THE PROBLEM. A faithful retyping of every entry below is wanted, with images left out.

══════════════════════════════

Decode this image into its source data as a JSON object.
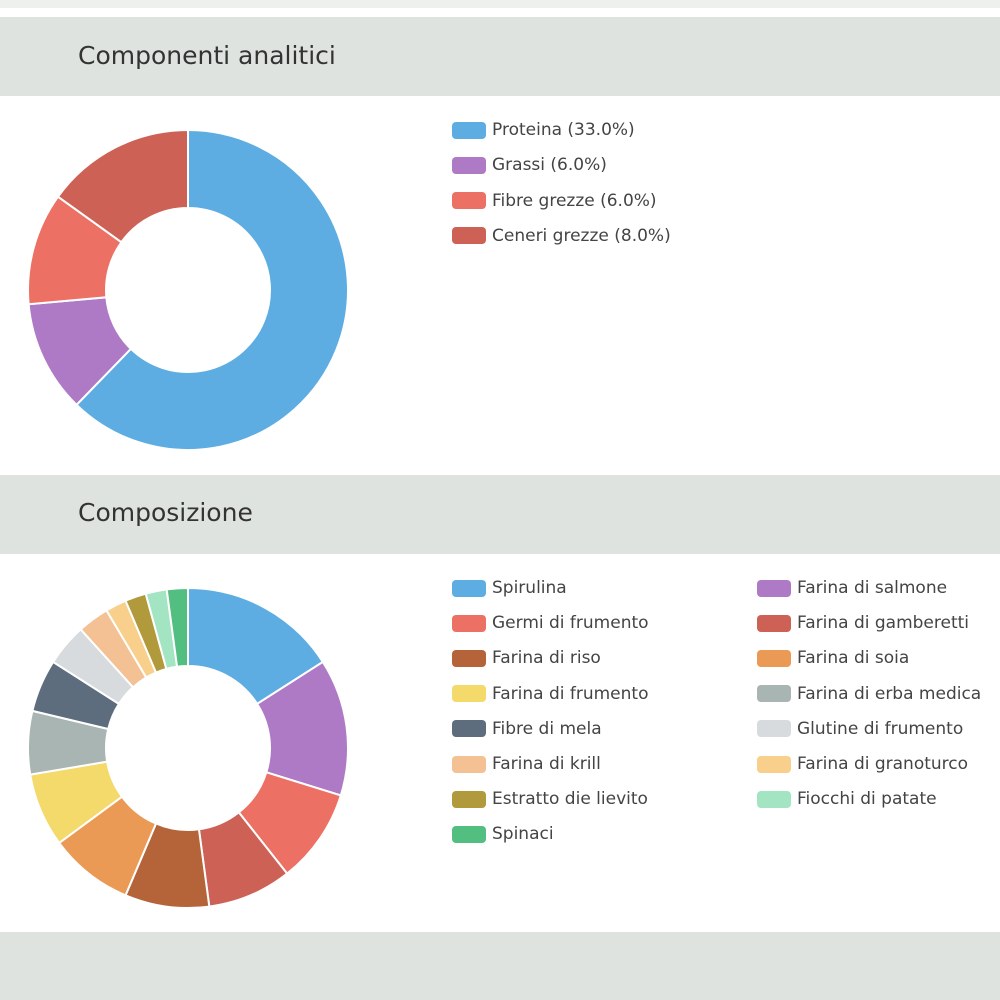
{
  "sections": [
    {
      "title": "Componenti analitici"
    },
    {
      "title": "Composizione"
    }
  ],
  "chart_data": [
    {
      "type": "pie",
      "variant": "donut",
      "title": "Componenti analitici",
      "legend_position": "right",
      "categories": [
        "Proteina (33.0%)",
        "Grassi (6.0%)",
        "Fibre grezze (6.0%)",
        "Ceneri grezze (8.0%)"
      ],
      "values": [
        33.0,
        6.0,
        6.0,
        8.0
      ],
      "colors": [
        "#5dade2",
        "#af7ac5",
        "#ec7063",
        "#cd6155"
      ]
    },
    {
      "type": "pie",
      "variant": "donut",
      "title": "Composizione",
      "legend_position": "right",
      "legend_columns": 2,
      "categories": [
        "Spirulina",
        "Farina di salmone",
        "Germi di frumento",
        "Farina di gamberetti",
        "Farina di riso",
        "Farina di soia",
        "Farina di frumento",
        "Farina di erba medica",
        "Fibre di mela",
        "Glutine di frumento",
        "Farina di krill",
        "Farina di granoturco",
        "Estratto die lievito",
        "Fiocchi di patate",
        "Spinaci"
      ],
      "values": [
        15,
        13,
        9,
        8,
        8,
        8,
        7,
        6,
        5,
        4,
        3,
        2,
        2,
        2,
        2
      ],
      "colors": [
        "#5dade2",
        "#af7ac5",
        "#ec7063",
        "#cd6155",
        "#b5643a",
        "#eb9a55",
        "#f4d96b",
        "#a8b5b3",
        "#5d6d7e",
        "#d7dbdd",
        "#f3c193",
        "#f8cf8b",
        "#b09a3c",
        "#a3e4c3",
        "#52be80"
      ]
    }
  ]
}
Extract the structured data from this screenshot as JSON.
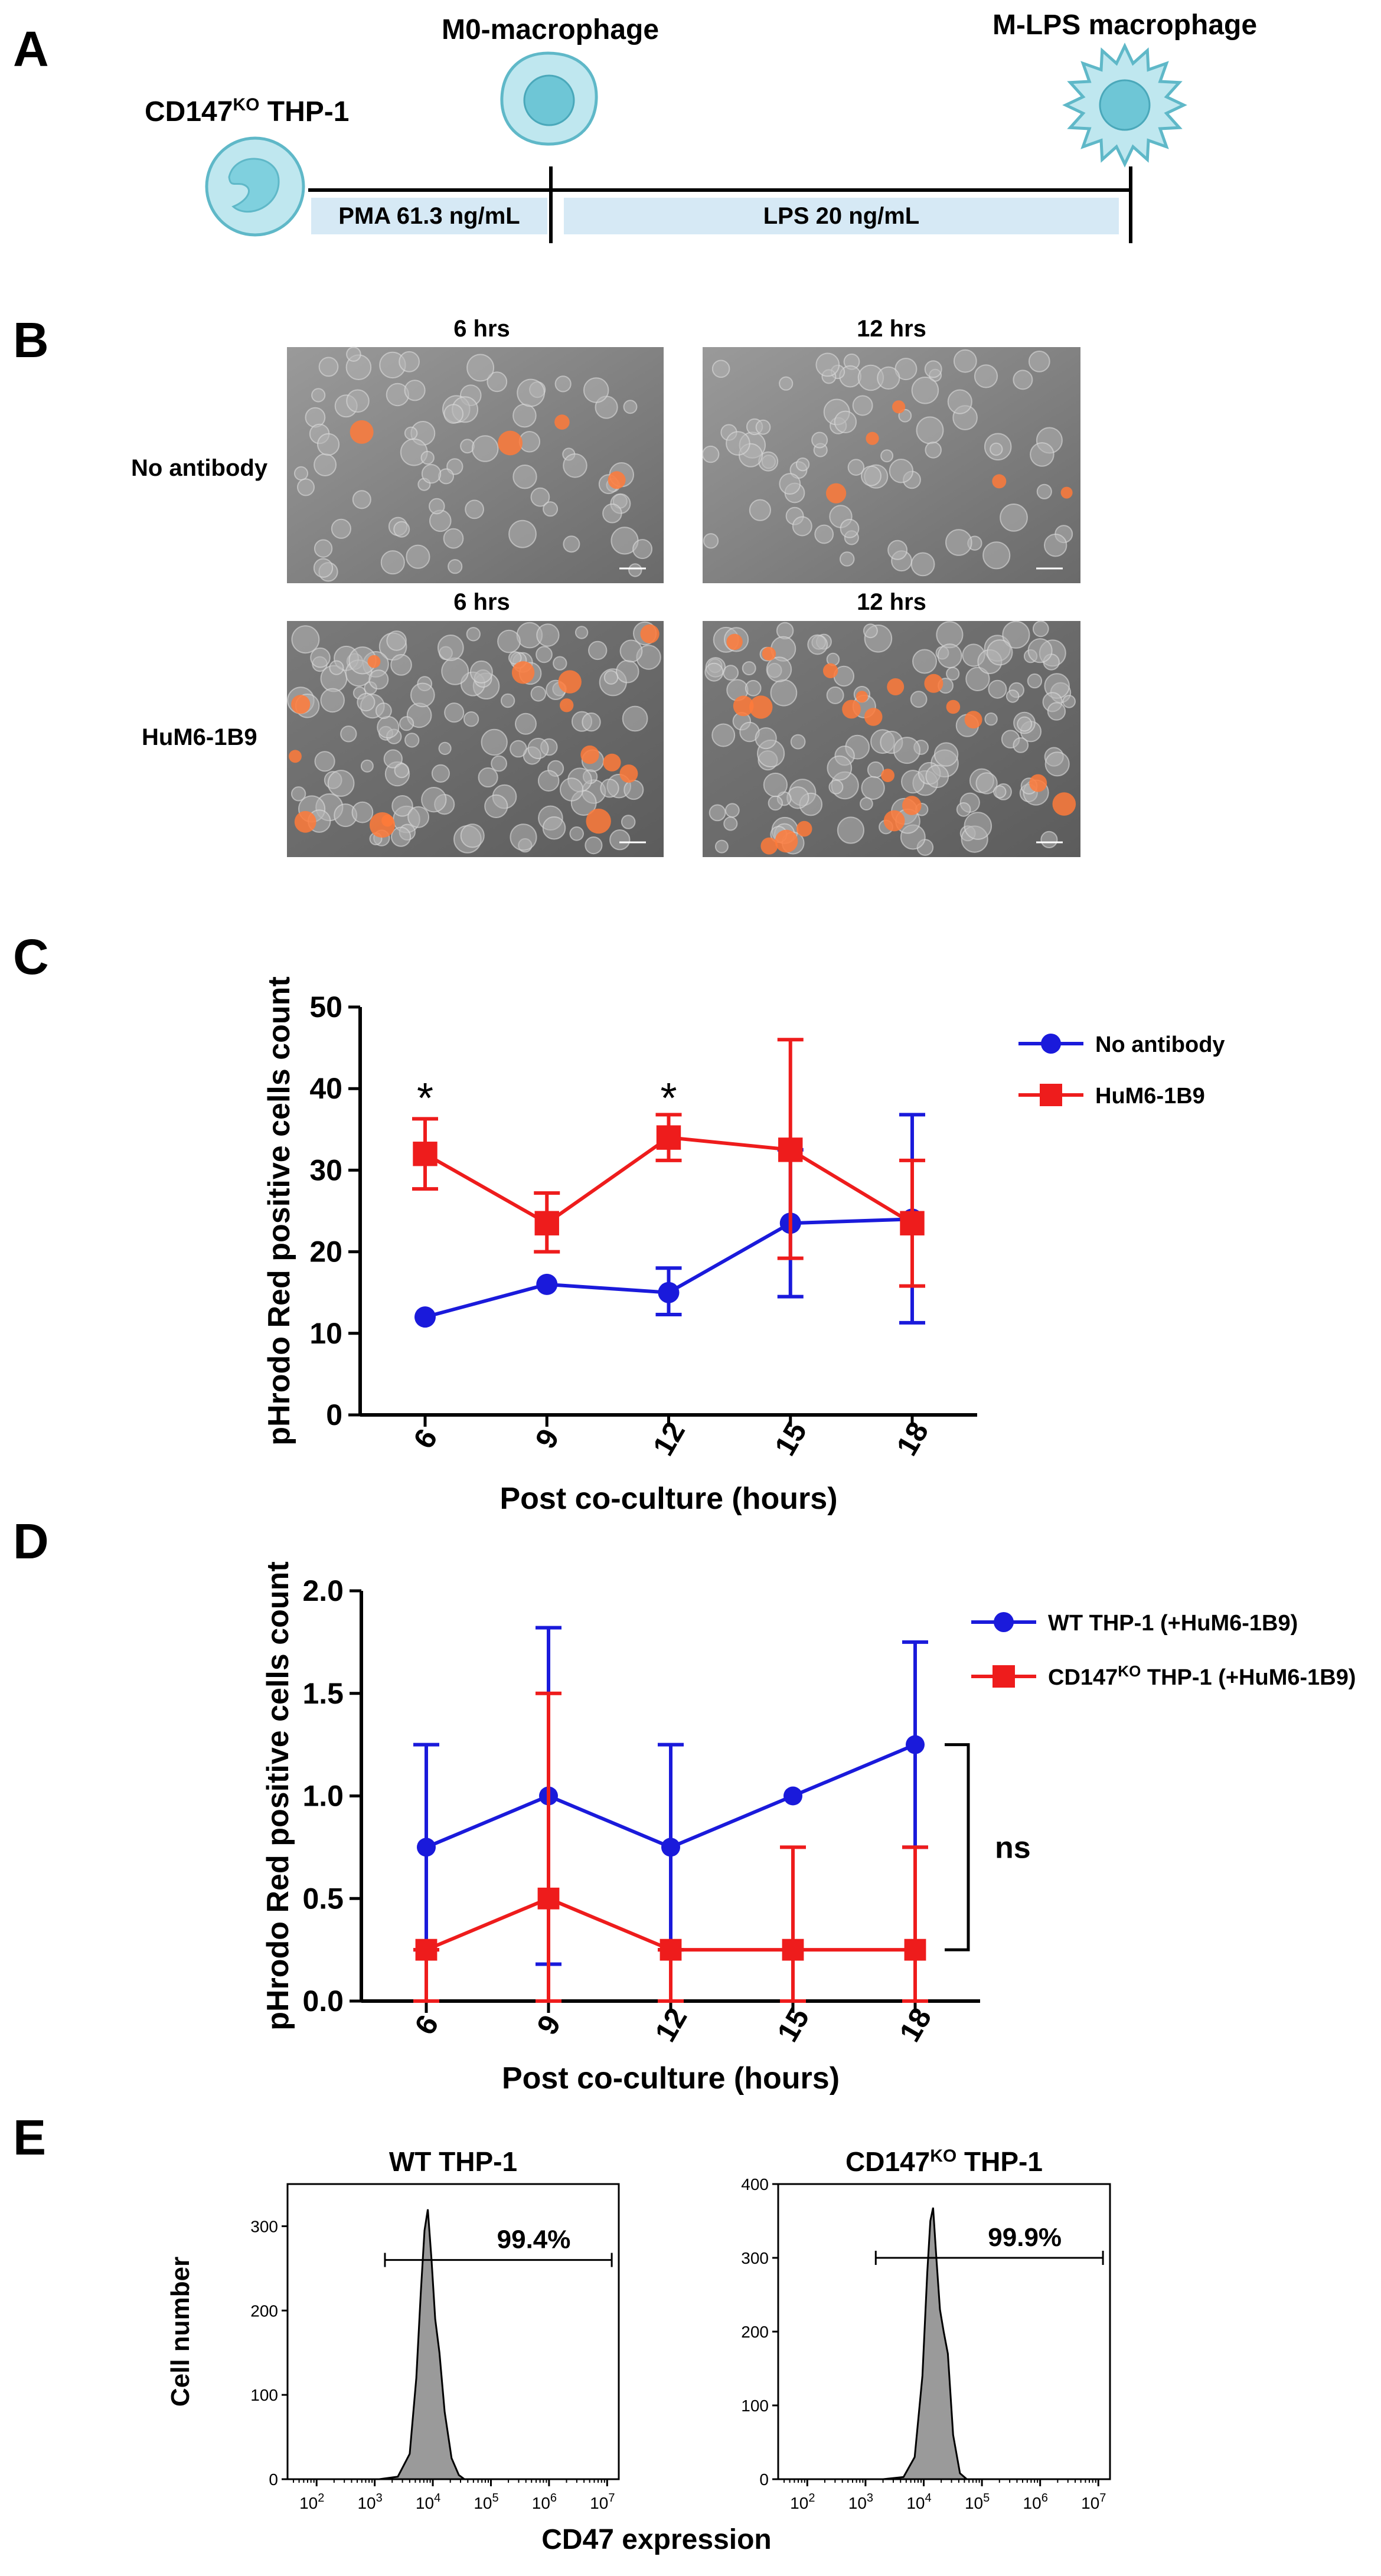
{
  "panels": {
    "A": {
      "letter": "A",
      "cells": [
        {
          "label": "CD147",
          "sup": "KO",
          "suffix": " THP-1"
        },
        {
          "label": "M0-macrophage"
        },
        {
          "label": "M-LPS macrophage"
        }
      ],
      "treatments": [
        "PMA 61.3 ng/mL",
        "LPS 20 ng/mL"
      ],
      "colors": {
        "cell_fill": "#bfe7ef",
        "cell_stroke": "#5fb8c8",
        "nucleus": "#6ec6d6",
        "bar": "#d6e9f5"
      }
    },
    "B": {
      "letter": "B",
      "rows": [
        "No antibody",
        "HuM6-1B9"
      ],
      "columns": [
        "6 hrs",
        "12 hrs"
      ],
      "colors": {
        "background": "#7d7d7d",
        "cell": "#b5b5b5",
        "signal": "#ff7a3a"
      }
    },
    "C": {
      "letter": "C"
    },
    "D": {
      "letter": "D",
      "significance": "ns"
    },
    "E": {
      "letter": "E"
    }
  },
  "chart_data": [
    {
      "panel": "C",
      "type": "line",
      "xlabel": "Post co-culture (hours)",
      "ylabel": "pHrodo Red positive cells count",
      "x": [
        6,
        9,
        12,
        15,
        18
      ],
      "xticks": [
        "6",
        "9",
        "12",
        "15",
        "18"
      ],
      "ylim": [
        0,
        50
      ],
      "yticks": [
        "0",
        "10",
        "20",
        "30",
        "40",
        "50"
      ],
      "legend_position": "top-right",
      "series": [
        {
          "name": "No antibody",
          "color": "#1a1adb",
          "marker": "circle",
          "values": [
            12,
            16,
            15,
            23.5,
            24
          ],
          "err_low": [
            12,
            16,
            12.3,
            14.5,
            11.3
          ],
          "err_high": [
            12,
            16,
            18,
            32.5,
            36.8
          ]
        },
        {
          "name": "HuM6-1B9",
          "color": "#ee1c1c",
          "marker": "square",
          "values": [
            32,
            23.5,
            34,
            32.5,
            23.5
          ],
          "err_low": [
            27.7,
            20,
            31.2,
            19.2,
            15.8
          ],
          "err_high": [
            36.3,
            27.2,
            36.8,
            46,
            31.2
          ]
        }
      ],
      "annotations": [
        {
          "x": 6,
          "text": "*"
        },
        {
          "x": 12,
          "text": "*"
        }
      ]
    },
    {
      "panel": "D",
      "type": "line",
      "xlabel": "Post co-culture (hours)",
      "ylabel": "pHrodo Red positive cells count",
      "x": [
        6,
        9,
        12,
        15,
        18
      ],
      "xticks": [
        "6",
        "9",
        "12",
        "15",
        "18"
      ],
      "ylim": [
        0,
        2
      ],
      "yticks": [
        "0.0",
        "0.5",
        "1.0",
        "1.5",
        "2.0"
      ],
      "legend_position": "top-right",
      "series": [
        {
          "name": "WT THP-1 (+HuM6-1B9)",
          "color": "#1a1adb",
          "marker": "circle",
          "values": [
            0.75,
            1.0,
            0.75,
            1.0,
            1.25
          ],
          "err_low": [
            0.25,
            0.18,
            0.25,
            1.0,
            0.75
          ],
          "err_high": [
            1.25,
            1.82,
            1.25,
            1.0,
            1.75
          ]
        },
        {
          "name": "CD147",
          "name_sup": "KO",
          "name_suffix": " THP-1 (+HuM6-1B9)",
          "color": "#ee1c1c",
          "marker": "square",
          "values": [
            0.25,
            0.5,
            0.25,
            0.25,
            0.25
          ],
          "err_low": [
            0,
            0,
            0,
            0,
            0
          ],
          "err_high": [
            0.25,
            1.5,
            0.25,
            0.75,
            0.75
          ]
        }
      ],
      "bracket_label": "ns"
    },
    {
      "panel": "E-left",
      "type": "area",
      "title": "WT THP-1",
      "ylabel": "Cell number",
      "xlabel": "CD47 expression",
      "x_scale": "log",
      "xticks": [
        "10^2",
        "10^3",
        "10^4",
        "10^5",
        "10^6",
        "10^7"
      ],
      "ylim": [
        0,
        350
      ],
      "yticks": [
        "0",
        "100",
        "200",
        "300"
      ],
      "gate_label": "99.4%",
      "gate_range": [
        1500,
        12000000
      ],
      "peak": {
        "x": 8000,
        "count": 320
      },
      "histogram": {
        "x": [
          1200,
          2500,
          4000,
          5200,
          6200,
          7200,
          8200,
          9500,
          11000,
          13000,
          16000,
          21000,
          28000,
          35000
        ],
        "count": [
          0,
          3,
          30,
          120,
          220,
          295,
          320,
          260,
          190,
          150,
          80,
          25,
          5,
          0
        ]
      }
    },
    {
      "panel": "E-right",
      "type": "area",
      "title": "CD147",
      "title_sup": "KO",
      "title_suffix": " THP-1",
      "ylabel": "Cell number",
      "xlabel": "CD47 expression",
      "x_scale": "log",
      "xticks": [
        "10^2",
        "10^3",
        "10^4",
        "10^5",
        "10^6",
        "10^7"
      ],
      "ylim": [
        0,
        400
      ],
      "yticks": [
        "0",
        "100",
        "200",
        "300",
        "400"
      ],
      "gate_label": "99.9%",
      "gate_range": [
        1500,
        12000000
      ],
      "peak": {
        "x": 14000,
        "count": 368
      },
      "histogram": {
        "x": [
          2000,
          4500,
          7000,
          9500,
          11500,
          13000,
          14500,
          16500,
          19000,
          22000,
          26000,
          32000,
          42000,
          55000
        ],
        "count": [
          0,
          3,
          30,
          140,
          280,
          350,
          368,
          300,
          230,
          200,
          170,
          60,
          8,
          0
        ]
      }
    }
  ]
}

══════════════════════════════

EXERCISE SOLUTION.
Decode this image into its source data as a JSON object.
{
  "sections": [
    {
      "title": "Componenti analitici"
    },
    {
      "title": "Composizione"
    }
  ],
  "chart_data": [
    {
      "type": "pie",
      "variant": "donut",
      "title": "Componenti analitici",
      "legend_position": "right",
      "categories": [
        "Proteina (33.0%)",
        "Grassi (6.0%)",
        "Fibre grezze (6.0%)",
        "Ceneri grezze (8.0%)"
      ],
      "values": [
        33.0,
        6.0,
        6.0,
        8.0
      ],
      "colors": [
        "#5dade2",
        "#af7ac5",
        "#ec7063",
        "#cd6155"
      ]
    },
    {
      "type": "pie",
      "variant": "donut",
      "title": "Composizione",
      "legend_position": "right",
      "legend_columns": 2,
      "categories": [
        "Spirulina",
        "Farina di salmone",
        "Germi di frumento",
        "Farina di gamberetti",
        "Farina di riso",
        "Farina di soia",
        "Farina di frumento",
        "Farina di erba medica",
        "Fibre di mela",
        "Glutine di frumento",
        "Farina di krill",
        "Farina di granoturco",
        "Estratto die lievito",
        "Fiocchi di patate",
        "Spinaci"
      ],
      "values": [
        15,
        13,
        9,
        8,
        8,
        8,
        7,
        6,
        5,
        4,
        3,
        2,
        2,
        2,
        2
      ],
      "colors": [
        "#5dade2",
        "#af7ac5",
        "#ec7063",
        "#cd6155",
        "#b5643a",
        "#eb9a55",
        "#f4d96b",
        "#a8b5b3",
        "#5d6d7e",
        "#d7dbdd",
        "#f3c193",
        "#f8cf8b",
        "#b09a3c",
        "#a3e4c3",
        "#52be80"
      ]
    }
  ]
}
Extract the structured data from this screenshot as JSON.
{
  "panels": {
    "A": {
      "letter": "A",
      "cells": [
        {
          "label": "CD147",
          "sup": "KO",
          "suffix": " THP-1"
        },
        {
          "label": "M0-macrophage"
        },
        {
          "label": "M-LPS macrophage"
        }
      ],
      "treatments": [
        "PMA 61.3 ng/mL",
        "LPS 20 ng/mL"
      ],
      "colors": {
        "cell_fill": "#bfe7ef",
        "cell_stroke": "#5fb8c8",
        "nucleus": "#6ec6d6",
        "bar": "#d6e9f5"
      }
    },
    "B": {
      "letter": "B",
      "rows": [
        "No antibody",
        "HuM6-1B9"
      ],
      "columns": [
        "6 hrs",
        "12 hrs"
      ],
      "colors": {
        "background": "#7d7d7d",
        "cell": "#b5b5b5",
        "signal": "#ff7a3a"
      }
    },
    "C": {
      "letter": "C"
    },
    "D": {
      "letter": "D",
      "significance": "ns"
    },
    "E": {
      "letter": "E"
    }
  },
  "chart_data": [
    {
      "panel": "C",
      "type": "line",
      "xlabel": "Post co-culture (hours)",
      "ylabel": "pHrodo Red positive cells count",
      "x": [
        6,
        9,
        12,
        15,
        18
      ],
      "xticks": [
        "6",
        "9",
        "12",
        "15",
        "18"
      ],
      "ylim": [
        0,
        50
      ],
      "yticks": [
        "0",
        "10",
        "20",
        "30",
        "40",
        "50"
      ],
      "legend_position": "top-right",
      "series": [
        {
          "name": "No antibody",
          "color": "#1a1adb",
          "marker": "circle",
          "values": [
            12,
            16,
            15,
            23.5,
            24
          ],
          "err_low": [
            12,
            16,
            12.3,
            14.5,
            11.3
          ],
          "err_high": [
            12,
            16,
            18,
            32.5,
            36.8
          ]
        },
        {
          "name": "HuM6-1B9",
          "color": "#ee1c1c",
          "marker": "square",
          "values": [
            32,
            23.5,
            34,
            32.5,
            23.5
          ],
          "err_low": [
            27.7,
            20,
            31.2,
            19.2,
            15.8
          ],
          "err_high": [
            36.3,
            27.2,
            36.8,
            46,
            31.2
          ]
        }
      ],
      "annotations": [
        {
          "x": 6,
          "text": "*"
        },
        {
          "x": 12,
          "text": "*"
        }
      ]
    },
    {
      "panel": "D",
      "type": "line",
      "xlabel": "Post co-culture (hours)",
      "ylabel": "pHrodo Red positive cells count",
      "x": [
        6,
        9,
        12,
        15,
        18
      ],
      "xticks": [
        "6",
        "9",
        "12",
        "15",
        "18"
      ],
      "ylim": [
        0,
        2
      ],
      "yticks": [
        "0.0",
        "0.5",
        "1.0",
        "1.5",
        "2.0"
      ],
      "legend_position": "top-right",
      "series": [
        {
          "name": "WT THP-1 (+HuM6-1B9)",
          "color": "#1a1adb",
          "marker": "circle",
          "values": [
            0.75,
            1.0,
            0.75,
            1.0,
            1.25
          ],
          "err_low": [
            0.25,
            0.18,
            0.25,
            1.0,
            0.75
          ],
          "err_high": [
            1.25,
            1.82,
            1.25,
            1.0,
            1.75
          ]
        },
        {
          "name": "CD147",
          "name_sup": "KO",
          "name_suffix": " THP-1 (+HuM6-1B9)",
          "color": "#ee1c1c",
          "marker": "square",
          "values": [
            0.25,
            0.5,
            0.25,
            0.25,
            0.25
          ],
          "err_low": [
            0,
            0,
            0,
            0,
            0
          ],
          "err_high": [
            0.25,
            1.5,
            0.25,
            0.75,
            0.75
          ]
        }
      ],
      "bracket_label": "ns"
    },
    {
      "panel": "E-left",
      "type": "area",
      "title": "WT THP-1",
      "ylabel": "Cell number",
      "xlabel": "CD47 expression",
      "x_scale": "log",
      "xticks": [
        "10^2",
        "10^3",
        "10^4",
        "10^5",
        "10^6",
        "10^7"
      ],
      "ylim": [
        0,
        350
      ],
      "yticks": [
        "0",
        "100",
        "200",
        "300"
      ],
      "gate_label": "99.4%",
      "gate_range": [
        1500,
        12000000
      ],
      "peak": {
        "x": 8000,
        "count": 320
      },
      "histogram": {
        "x": [
          1200,
          2500,
          4000,
          5200,
          6200,
          7200,
          8200,
          9500,
          11000,
          13000,
          16000,
          21000,
          28000,
          35000
        ],
        "count": [
          0,
          3,
          30,
          120,
          220,
          295,
          320,
          260,
          190,
          150,
          80,
          25,
          5,
          0
        ]
      }
    },
    {
      "panel": "E-right",
      "type": "area",
      "title": "CD147",
      "title_sup": "KO",
      "title_suffix": " THP-1",
      "ylabel": "Cell number",
      "xlabel": "CD47 expression",
      "x_scale": "log",
      "xticks": [
        "10^2",
        "10^3",
        "10^4",
        "10^5",
        "10^6",
        "10^7"
      ],
      "ylim": [
        0,
        400
      ],
      "yticks": [
        "0",
        "100",
        "200",
        "300",
        "400"
      ],
      "gate_label": "99.9%",
      "gate_range": [
        1500,
        12000000
      ],
      "peak": {
        "x": 14000,
        "count": 368
      },
      "histogram": {
        "x": [
          2000,
          4500,
          7000,
          9500,
          11500,
          13000,
          14500,
          16500,
          19000,
          22000,
          26000,
          32000,
          42000,
          55000
        ],
        "count": [
          0,
          3,
          30,
          140,
          280,
          350,
          368,
          300,
          230,
          200,
          170,
          60,
          8,
          0
        ]
      }
    }
  ]
}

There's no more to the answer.